>> BEGIN Document passage

8. Data preservation
Learning objectives
When you have completed this lesson, you will be able to:
- Explain the advantages of preserving data after project end.
- Describe what should be considered when determining what data will be preserved and how to preserve it.
- Draft your own data preservation plan.
____________________________________________________________
Why preserve data after your project?
When you reach the end of your project, you will have finalized the collection, processing and analysis of your data. You will likely capture your main conclusions in a document, such as a bachelor or master thesis. However, research data management does not end with the submission of your thesis. There is one last step to take: the preservation (also called ‘archiving’) of your digital data, physical material and relevant documentation. Data preservation is defined as the actions you take to ensure that your research data are kept in a way in which they remain available and usable, possibly for several years after your project. Data preservation is important because it will allow your future-self, other project members and your supervisor to revisit the material and understand how you conducted the project. This could provide insights useful for similar studies, and possibly allow the research data from your project to be reused in new projects.
____________________________________________________________
What to preserve
You do not necessarily have to preserve everything you produced in your project. You will have to decide what to keep and what to discard. For example, you could consider keeping:
- The data sets on which you base the conclusions described in your thesis. Perhaps you need to consult them again in the future when questions arise about your thesis?
- Any data that may end up being the basis of a scientific publication.
- Data that you assess to be valuable to others. Perhaps they can be used in another project?
- Data that were based on rare samples or specimens. These data are not easily recreated.
There may also be some data that you cannot preserve, for example:
- Personal data, if the participants have not consented to you keeping their data after project end.
- Confidential data, such as business information, if the contract with the company you worked with requires data destruction or a return of the data to the company.
- Very large data files or physical material, if there is insufficient storage space or funding to keep them.
- Any physical material that will deteriorate in quality over time so that they cannot be used for new projects.
Always discuss your plan for data preservation with your supervisor. What data do they want to be kept after the project? Are there any requirements or rules for data preservation in your research group, at your institute, or the place where you conducted your internship? Is it costly to preserve the digital data and material, and if so, are there sufficient resources available to cover these costs? Don’t limit your discussion to digital data only; also think about what to do with code and codebooks, (lab)books, specimens, samples, artifacts and any documentation in your project.
____________________________________________________________
Making a data preservation plan
It is a really good idea to make a plan for the preservation of the data, materials and documentation that you decide to keep after your project. You could describe your plans in your project’s data management plan. Consider the following questions:
Where should I preserve my data and material?
Where you should preserve your data after project end depends on a number of decisions:
- Who should have access to the data after the project?
Is it only you, or should your supervisor or other project members also have access? If it is the latter, you will have to store the data in a location that remains accessible to others (and perhaps yourself) when your enrolment at the university ends. This will require moving your data, for example from your personal university network (T) drive to the research group’s common network drive. Please note though, that you will not have access to this group drive yourself after the end of your enrollment.
- How long should your data be preserved?

>> END Document passage

#### Aim:
Decide whether each statement agrees with the data preservation lesson, answering yes or no and quoting the deciding words: (a) research data management ends once the thesis is submitted; (b) preservation is also called archiving; (c) students keep access to the research group's common network drive after their enrollment ends. These records have no connection to the data preservation lesson.

>> BEGIN Extracted information

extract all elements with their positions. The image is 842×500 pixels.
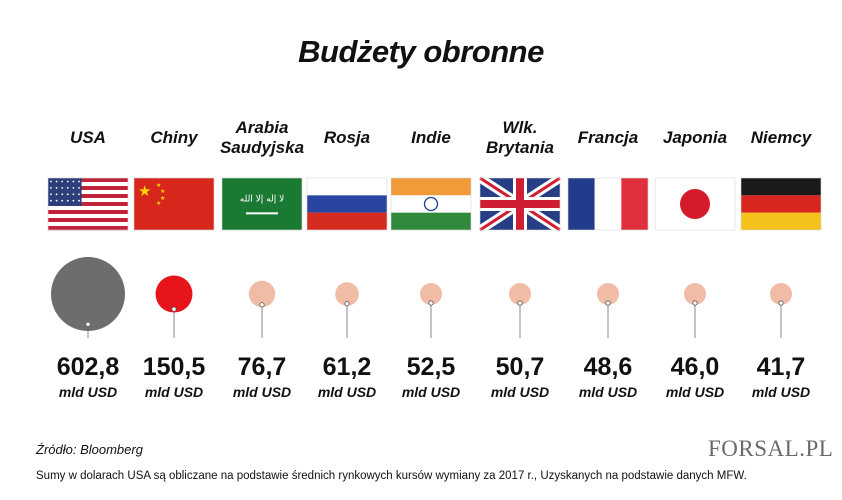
svg-text:★: ★ xyxy=(156,182,161,189)
budget-bubble-8 xyxy=(770,283,792,305)
country-label-3: Rosja xyxy=(324,128,370,147)
country-label-5-0: Wlk. xyxy=(503,118,538,137)
bubble-anchor-dot xyxy=(428,300,434,306)
unit-label-4: mld USD xyxy=(402,384,460,400)
unit-label-6: mld USD xyxy=(579,384,637,400)
value-label-7: 46,0 xyxy=(671,353,720,381)
forsal-logo: FORSAL.PL xyxy=(708,436,834,461)
svg-text:★: ★ xyxy=(160,188,165,195)
country-label-0: USA xyxy=(70,128,106,147)
svg-text:لا إله إلا الله: لا إله إلا الله xyxy=(240,194,284,204)
unit-label-2: mld USD xyxy=(233,384,291,400)
uk-flag-icon xyxy=(477,174,563,234)
bubble-anchor-dot xyxy=(517,300,523,306)
unit-label-0: mld USD xyxy=(59,384,117,400)
value-label-6: 48,6 xyxy=(584,353,633,381)
country-label-1: Chiny xyxy=(150,128,199,147)
budget-bubble-6 xyxy=(597,283,619,305)
germany-flag-icon xyxy=(740,177,822,231)
saudi-arabia-flag-icon: لا إله إلا الله xyxy=(221,177,303,231)
chart-title: Budżety obronne xyxy=(298,34,544,69)
budget-bubble-5 xyxy=(509,283,531,305)
unit-label-8: mld USD xyxy=(752,384,810,400)
country-label-8: Niemcy xyxy=(751,128,813,147)
budget-bubble-3 xyxy=(335,282,359,306)
value-label-2: 76,7 xyxy=(238,353,287,381)
budget-bubble-0 xyxy=(51,257,125,331)
country-label-2-0: Arabia xyxy=(235,118,289,137)
country-label-4: Indie xyxy=(411,128,451,147)
unit-label-5: mld USD xyxy=(491,384,549,400)
bubble-anchor-dot xyxy=(692,300,698,306)
unit-label-3: mld USD xyxy=(318,384,376,400)
budget-bubble-1 xyxy=(155,275,193,313)
value-label-8: 41,7 xyxy=(757,353,806,381)
svg-text:★: ★ xyxy=(156,200,161,207)
bubble-anchor-dot xyxy=(259,302,265,308)
china-flag-icon: ★ ★★★★ xyxy=(133,177,215,231)
unit-label-7: mld USD xyxy=(666,384,724,400)
budget-bubble-7 xyxy=(684,283,706,305)
bubble-anchor-dot xyxy=(85,321,91,327)
footnote: Sumy w dolarach USA są obliczane na pods… xyxy=(36,470,747,482)
india-flag-icon xyxy=(390,177,472,231)
russia-flag-icon xyxy=(306,177,388,231)
svg-text:★: ★ xyxy=(138,183,151,200)
country-label-5-1: Brytania xyxy=(486,138,554,157)
country-label-2-1: Saudyjska xyxy=(220,138,304,157)
value-label-3: 61,2 xyxy=(323,353,372,381)
country-label-7: Japonia xyxy=(663,128,727,147)
svg-text:★: ★ xyxy=(160,195,165,202)
france-flag-icon xyxy=(567,177,649,231)
japan-flag-icon xyxy=(654,177,736,231)
bubble-anchor-dot xyxy=(344,301,350,307)
country-label-6: Francja xyxy=(578,128,638,147)
value-label-5: 50,7 xyxy=(496,353,545,381)
budget-bubble-4 xyxy=(420,283,442,305)
value-label-0: 602,8 xyxy=(57,353,120,381)
value-label-4: 52,5 xyxy=(407,353,456,381)
us-flag-icon xyxy=(47,177,129,231)
bubble-anchor-dot xyxy=(605,300,611,306)
unit-label-1: mld USD xyxy=(145,384,203,400)
value-label-1: 150,5 xyxy=(143,353,206,381)
budget-bubble-2 xyxy=(248,280,276,308)
bubble-anchor-dot xyxy=(171,306,177,312)
source-note: Źródło: Bloomberg xyxy=(36,442,143,457)
bubble-anchor-dot xyxy=(778,300,784,306)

>> END Extracted information

#### Solution below:
(a) No: "research data management does not end with the submission of your thesis."
(b) Yes: "the preservation (also called ‘archiving’) of your digital data, physical material and relevant documentation."
(c) No: "you will not have access to this group drive yourself after the end of your enrollment."